--- begin Dataset records ---
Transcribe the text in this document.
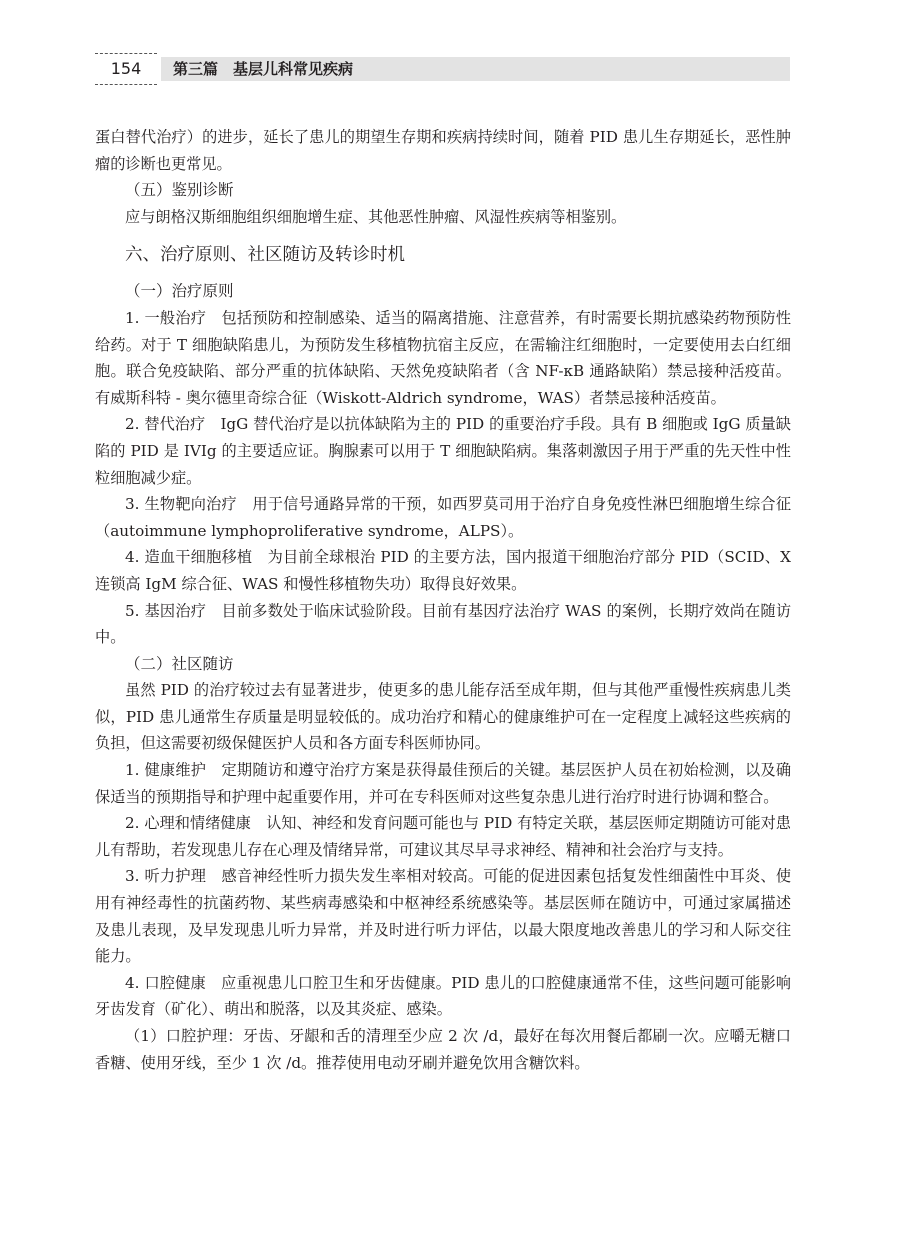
154	第三篇　基层儿科常见疾病

蛋白替代治疗）的进步，延长了患儿的期望生存期和疾病持续时间，随着 PID 患儿生存期延长，恶性肿瘤的诊断也更常见。

（五）鉴别诊断

应与朗格汉斯细胞组织细胞增生症、其他恶性肿瘤、风湿性疾病等相鉴别。

六、治疗原则、社区随访及转诊时机

（一）治疗原则

1. 一般治疗　 包括预防和控制感染、适当的隔离措施、注意营养，有时需要长期抗感染药物预防性给药。对于 T 细胞缺陷患儿，为预防发生移植物抗宿主反应，在需输注红细胞时，一定要使用去白红细胞。联合免疫缺陷、部分严重的抗体缺陷、天然免疫缺陷者（含 NF-κB 通路缺陷）禁忌接种活疫苗。有威斯科特 - 奥尔德里奇综合征（Wiskott-Aldrich syndrome，WAS）者禁忌接种活疫苗。

2. 替代治疗　 IgG 替代治疗是以抗体缺陷为主的 PID 的重要治疗手段。具有 B 细胞或 IgG 质量缺陷的 PID 是 IVIg 的主要适应证。胸腺素可以用于 T 细胞缺陷病。集落刺激因子用于严重的先天性中性粒细胞减少症。

3. 生物靶向治疗　 用于信号通路异常的干预，如西罗莫司用于治疗自身免疫性淋巴细胞增生综合征（autoimmune lymphoproliferative syndrome，ALPS）。

4. 造血干细胞移植　 为目前全球根治 PID 的主要方法，国内报道干细胞治疗部分 PID（SCID、X 连锁高 IgM 综合征、WAS 和慢性移植物失功）取得良好效果。

5. 基因治疗　 目前多数处于临床试验阶段。目前有基因疗法治疗 WAS 的案例，长期疗效尚在随访中。

（二）社区随访

虽然 PID 的治疗较过去有显著进步，使更多的患儿能存活至成年期，但与其他严重慢性疾病患儿类似，PID 患儿通常生存质量是明显较低的。成功治疗和精心的健康维护可在一定程度上减轻这些疾病的负担，但这需要初级保健医护人员和各方面专科医师协同。

1. 健康维护　 定期随访和遵守治疗方案是获得最佳预后的关键。基层医护人员在初始检测，以及确保适当的预期指导和护理中起重要作用，并可在专科医师对这些复杂患儿进行治疗时进行协调和整合。

2. 心理和情绪健康　 认知、神经和发育问题可能也与 PID 有特定关联，基层医师定期随访可能对患儿有帮助，若发现患儿存在心理及情绪异常，可建议其尽早寻求神经、精神和社会治疗与支持。

3. 听力护理　 感音神经性听力损失发生率相对较高。可能的促进因素包括复发性细菌性中耳炎、使用有神经毒性的抗菌药物、某些病毒感染和中枢神经系统感染等。基层医师在随访中，可通过家属描述及患儿表现，及早发现患儿听力异常，并及时进行听力评估，以最大限度地改善患儿的学习和人际交往能力。

4. 口腔健康　 应重视患儿口腔卫生和牙齿健康。PID 患儿的口腔健康通常不佳，这些问题可能影响牙齿发育（矿化）、萌出和脱落，以及其炎症、感染。

（1）口腔护理：牙齿、牙龈和舌的清理至少应 2 次 /d，最好在每次用餐后都刷一次。应嚼无糖口香糖、使用牙线，至少 1 次 /d。推荐使用电动牙刷并避免饮用含糖饮料。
--- end Dataset records ---
**What you are asked to do:**
Show each line holding the word "syndrome".

**Right answer:**
1. 一般治疗　 包括预防和控制感染、适当的隔离措施、注意营养，有时需要长期抗感染药物预防性给药。对于 T 细胞缺陷患儿，为预防发生移植物抗宿主反应，在需输注红细胞时，一定要使用去白红细胞。联合免疫缺陷、部分严重的抗体缺陷、天然免疫缺陷者（含 NF-κB 通路缺陷）禁忌接种活疫苗。有威斯科特 - 奥尔德里奇综合征（Wiskott-Aldrich syndrome，WAS）者禁忌接种活疫苗。
3. 生物靶向治疗　 用于信号通路异常的干预，如西罗莫司用于治疗自身免疫性淋巴细胞增生综合征（autoimmune lymphoproliferative syndrome，ALPS）。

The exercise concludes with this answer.